+++ RECORDS PROVIDED +++

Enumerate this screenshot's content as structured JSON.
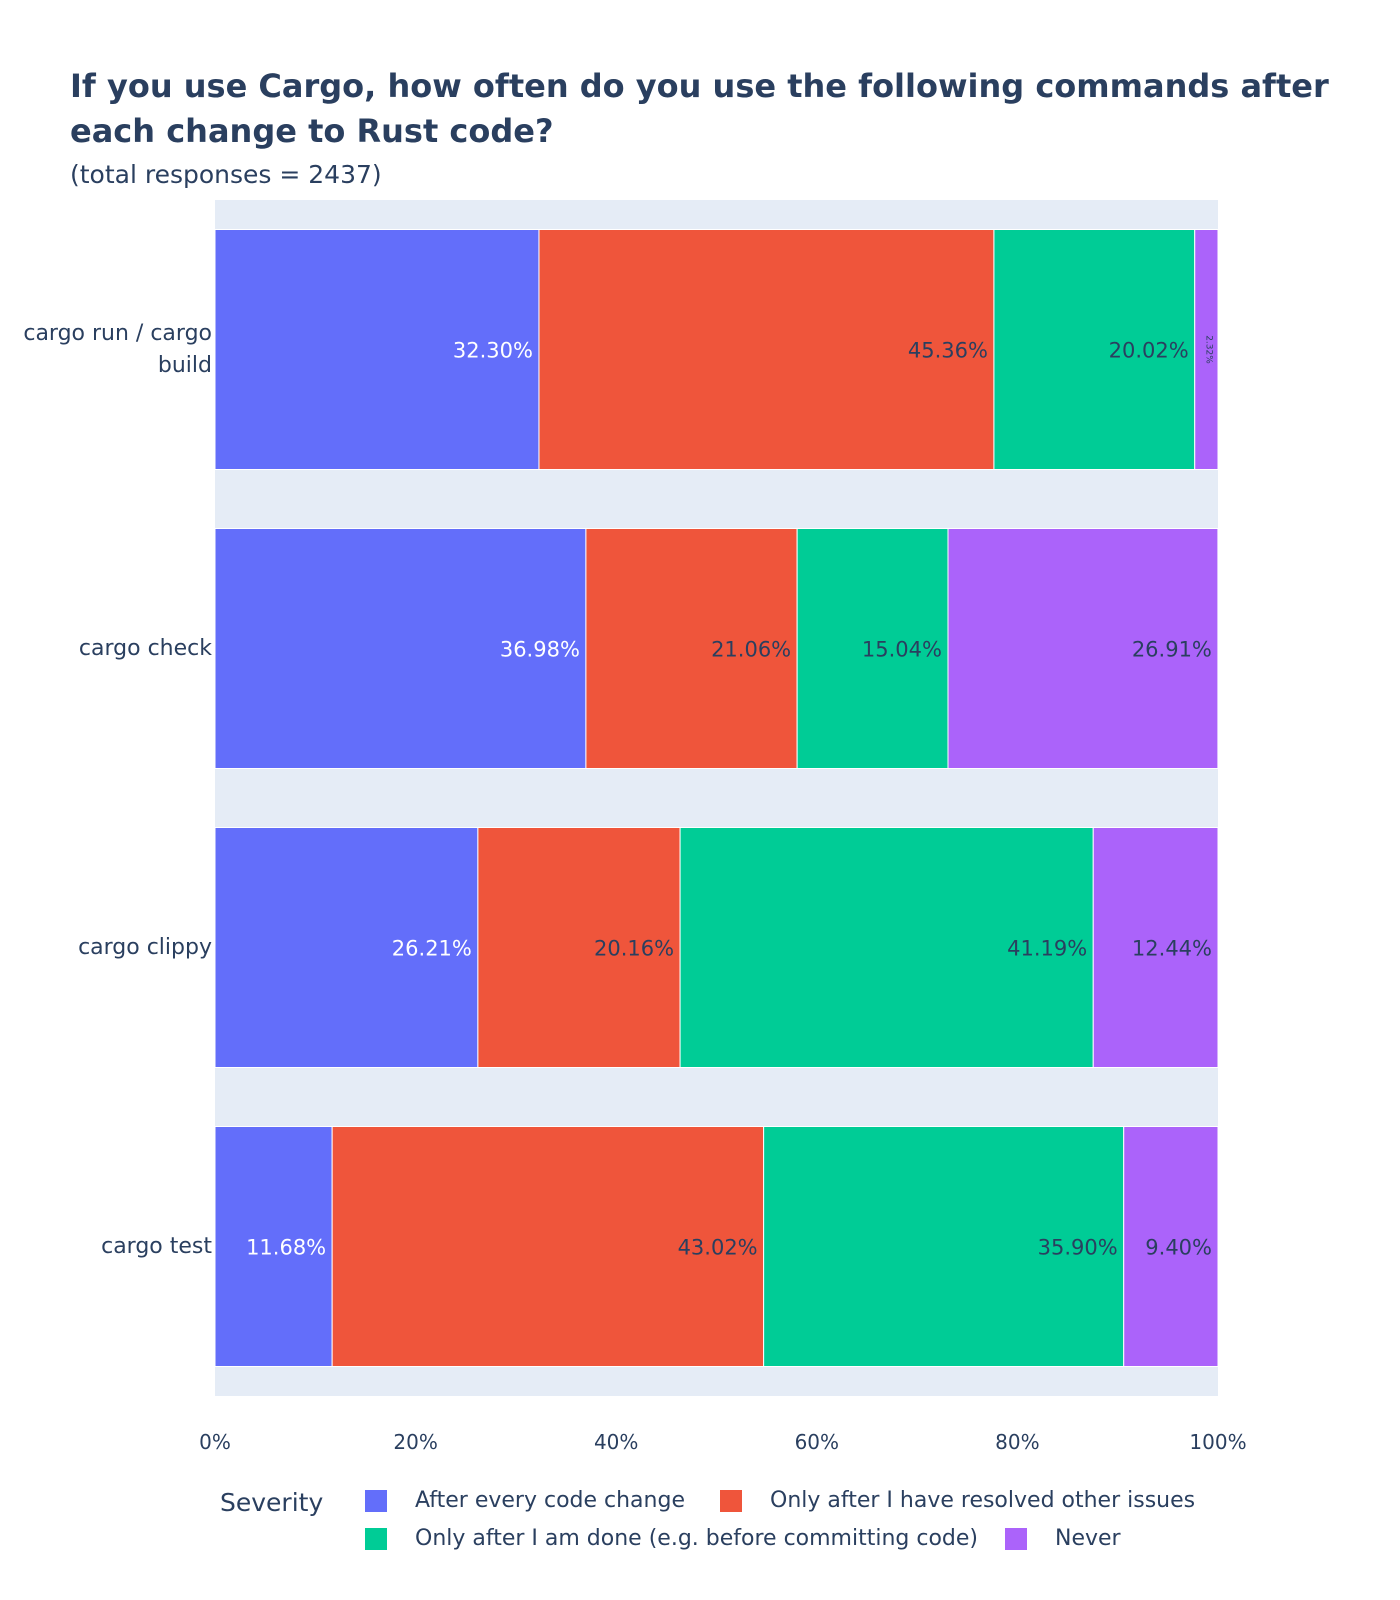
{
  "chart_data": {
    "type": "bar",
    "orientation": "horizontal",
    "stacked": true,
    "title": "If you use Cargo, how often do you use the following commands after each change to Rust code?",
    "subtitle": "(total responses = 2437)",
    "categories": [
      "cargo run / cargo build",
      "cargo check",
      "cargo clippy",
      "cargo test"
    ],
    "series": [
      {
        "name": "After every code change",
        "color": "#636efa",
        "label_color": "#ffffff",
        "values": [
          32.3,
          36.98,
          26.21,
          11.68
        ],
        "labels": [
          "32.30%",
          "36.98%",
          "26.21%",
          "11.68%"
        ]
      },
      {
        "name": "Only after I have resolved other issues",
        "color": "#ef553b",
        "label_color": "#2a3f5f",
        "values": [
          45.36,
          21.06,
          20.16,
          43.02
        ],
        "labels": [
          "45.36%",
          "21.06%",
          "20.16%",
          "43.02%"
        ]
      },
      {
        "name": "Only after I am done (e.g. before committing code)",
        "color": "#00cc96",
        "label_color": "#2a3f5f",
        "values": [
          20.02,
          15.04,
          41.19,
          35.9
        ],
        "labels": [
          "20.02%",
          "15.04%",
          "41.19%",
          "35.90%"
        ]
      },
      {
        "name": "Never",
        "color": "#ab63fa",
        "label_color": "#2a3f5f",
        "values": [
          2.32,
          26.91,
          12.44,
          9.4
        ],
        "labels": [
          "2.32%",
          "26.91%",
          "12.44%",
          "9.40%"
        ]
      }
    ],
    "xlim": [
      0,
      100
    ],
    "xticks": [
      "0%",
      "20%",
      "40%",
      "60%",
      "80%",
      "100%"
    ],
    "legend_title": "Severity",
    "legend_position": "bottom",
    "plot_background": "#e5ecf6",
    "grid": false
  }
}
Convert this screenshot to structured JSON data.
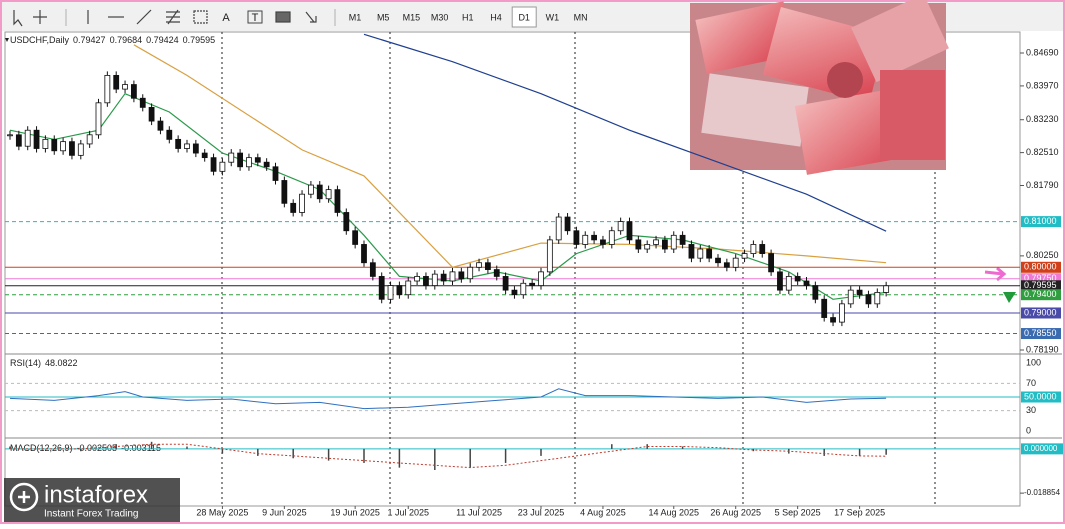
{
  "toolbar": {
    "tools": [
      "A",
      "T"
    ],
    "timeframes": [
      "M1",
      "M5",
      "M15",
      "M30",
      "H1",
      "H4",
      "D1",
      "W1",
      "MN"
    ],
    "active": "D1"
  },
  "chart_data": {
    "type": "candlestick",
    "title": "USDCHF,Daily",
    "open": 0.79427,
    "high": 0.79684,
    "low": 0.79424,
    "closes": [
      0.829,
      0.8265,
      0.83,
      0.826,
      0.828,
      0.8255,
      0.8275,
      0.8245,
      0.827,
      0.829,
      0.836,
      0.842,
      0.839,
      0.84,
      0.837,
      0.835,
      0.832,
      0.83,
      0.828,
      0.826,
      0.827,
      0.825,
      0.824,
      0.821,
      0.823,
      0.825,
      0.822,
      0.824,
      0.823,
      0.822,
      0.819,
      0.814,
      0.812,
      0.816,
      0.818,
      0.815,
      0.817,
      0.812,
      0.808,
      0.805,
      0.801,
      0.798,
      0.793,
      0.796,
      0.794,
      0.797,
      0.798,
      0.796,
      0.7985,
      0.797,
      0.799,
      0.7975,
      0.8,
      0.801,
      0.7995,
      0.798,
      0.795,
      0.794,
      0.7965,
      0.796,
      0.799,
      0.806,
      0.811,
      0.808,
      0.805,
      0.807,
      0.806,
      0.805,
      0.808,
      0.81,
      0.806,
      0.804,
      0.805,
      0.806,
      0.804,
      0.807,
      0.805,
      0.802,
      0.804,
      0.802,
      0.801,
      0.8,
      0.802,
      0.803,
      0.805,
      0.803,
      0.799,
      0.795,
      0.798,
      0.797,
      0.796,
      0.793,
      0.789,
      0.788,
      0.792,
      0.795,
      0.794,
      0.792,
      0.7945,
      0.79595
    ],
    "ylim": [
      0.78146,
      0.85128
    ],
    "yticks": [
      {
        "value": 0.8469,
        "label": "0.84690"
      },
      {
        "value": 0.8397,
        "label": "0.83970"
      },
      {
        "value": 0.8323,
        "label": "0.83230"
      },
      {
        "value": 0.8251,
        "label": "0.82510"
      },
      {
        "value": 0.8179,
        "label": "0.81790"
      },
      {
        "value": 0.8025,
        "label": "0.80250"
      },
      {
        "value": 0.7819,
        "label": "0.78190"
      }
    ],
    "levels": [
      {
        "value": 0.81,
        "label": "0.81000",
        "color": "#22bcc4",
        "dash": true
      },
      {
        "value": 0.8,
        "label": "0.80000",
        "color": "#d0401a",
        "dash": false
      },
      {
        "value": 0.7975,
        "label": "0.79750",
        "color": "#ee7ad4",
        "dash": false
      },
      {
        "value": 0.79595,
        "label": "0.79595",
        "color": "#222222",
        "dash": false
      },
      {
        "value": 0.794,
        "label": "0.79400",
        "color": "#2e9e3e",
        "dash": true
      },
      {
        "value": 0.79,
        "label": "0.79000",
        "color": "#4a4aa8",
        "dash": false
      },
      {
        "value": 0.7855,
        "label": "0.78550",
        "color": "#3a6ab0",
        "dash": true
      }
    ],
    "xticks": [
      {
        "value": 24,
        "label": "28 May 2025"
      },
      {
        "value": 31,
        "label": "9 Jun 2025"
      },
      {
        "value": 39,
        "label": "19 Jun 2025"
      },
      {
        "value": 45,
        "label": "1 Jul 2025"
      },
      {
        "value": 53,
        "label": "11 Jul 2025"
      },
      {
        "value": 60,
        "label": "23 Jul 2025"
      },
      {
        "value": 67,
        "label": "4 Aug 2025"
      },
      {
        "value": 75,
        "label": "14 Aug 2025"
      },
      {
        "value": 82,
        "label": "26 Aug 2025"
      },
      {
        "value": 89,
        "label": "5 Sep 2025"
      },
      {
        "value": 96,
        "label": "17 Sep 2025"
      }
    ],
    "lines": [
      {
        "color": "#1f3f8f",
        "x": [
          40,
          50,
          60,
          70,
          80,
          90,
          99
        ],
        "values": [
          0.851,
          0.845,
          0.838,
          0.83,
          0.823,
          0.816,
          0.8079
        ]
      },
      {
        "color": "#d9a040",
        "x": [
          14,
          20,
          33,
          40,
          50,
          60,
          70,
          80,
          90,
          99
        ],
        "values": [
          0.8487,
          0.842,
          0.8257,
          0.82,
          0.8,
          0.8053,
          0.805,
          0.804,
          0.8025,
          0.801
        ]
      },
      {
        "color": "#2a9a4a",
        "x": [
          0,
          5,
          10,
          13,
          18,
          24,
          30,
          35,
          40,
          44,
          50,
          55,
          60,
          64,
          70,
          76,
          82,
          88,
          93,
          99
        ],
        "values": [
          0.83,
          0.828,
          0.83,
          0.838,
          0.834,
          0.825,
          0.821,
          0.817,
          0.807,
          0.798,
          0.797,
          0.799,
          0.797,
          0.803,
          0.807,
          0.806,
          0.803,
          0.799,
          0.793,
          0.7945
        ]
      }
    ],
    "rsi": {
      "title": "RSI(14)",
      "ylim": [
        0,
        100
      ],
      "yticks": [
        0,
        30,
        70,
        100
      ],
      "level": {
        "value": 50,
        "label": "50.0000"
      },
      "color": "#3070c0",
      "x": [
        0,
        5,
        10,
        13,
        15,
        20,
        25,
        30,
        35,
        40,
        45,
        50,
        55,
        60,
        62,
        65,
        70,
        75,
        80,
        85,
        90,
        95,
        99
      ],
      "values": [
        48,
        45,
        52,
        58,
        50,
        45,
        47,
        40,
        42,
        33,
        35,
        40,
        45,
        50,
        62,
        52,
        52,
        50,
        48,
        50,
        42,
        47,
        48.0822
      ]
    },
    "macd": {
      "title": "MACD(12,26,9)",
      "ylim": [
        -0.02178,
        0.00335
      ],
      "yticks": [
        {
          "value": 0,
          "label": "0.000000"
        },
        -0.018854
      ],
      "signal_color": "#c0392b",
      "x": [
        0,
        4,
        8,
        12,
        16,
        20,
        24,
        28,
        32,
        36,
        40,
        44,
        48,
        52,
        56,
        60,
        64,
        68,
        72,
        76,
        80,
        84,
        88,
        92,
        96,
        99
      ],
      "histogram": [
        0.001,
        0,
        -0.001,
        0.002,
        0.003,
        0.001,
        -0.002,
        -0.003,
        -0.004,
        -0.005,
        -0.006,
        -0.008,
        -0.009,
        -0.008,
        -0.006,
        -0.003,
        0,
        0.002,
        0.002,
        0.001,
        0,
        -0.001,
        -0.002,
        -0.003,
        -0.003,
        -0.002505
      ],
      "signal": [
        0,
        0,
        0,
        0.001,
        0.002,
        0.002,
        0,
        -0.002,
        -0.003,
        -0.004,
        -0.005,
        -0.006,
        -0.007,
        -0.008,
        -0.007,
        -0.005,
        -0.003,
        -0.001,
        0.001,
        0.001,
        0.0005,
        -0.0005,
        -0.001,
        -0.002,
        -0.003,
        -0.003115
      ]
    }
  },
  "logo": {
    "name": "instaforex",
    "tagline": "Instant Forex Trading"
  }
}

+++

AIM OF THE EXERCISE - Filter the data for the string "screenshot" and copy every line that has it.

TASK RESPONSE -
Enumerate this screenshot's content as structured JSON.
Convert this screenshot to structured JSON data.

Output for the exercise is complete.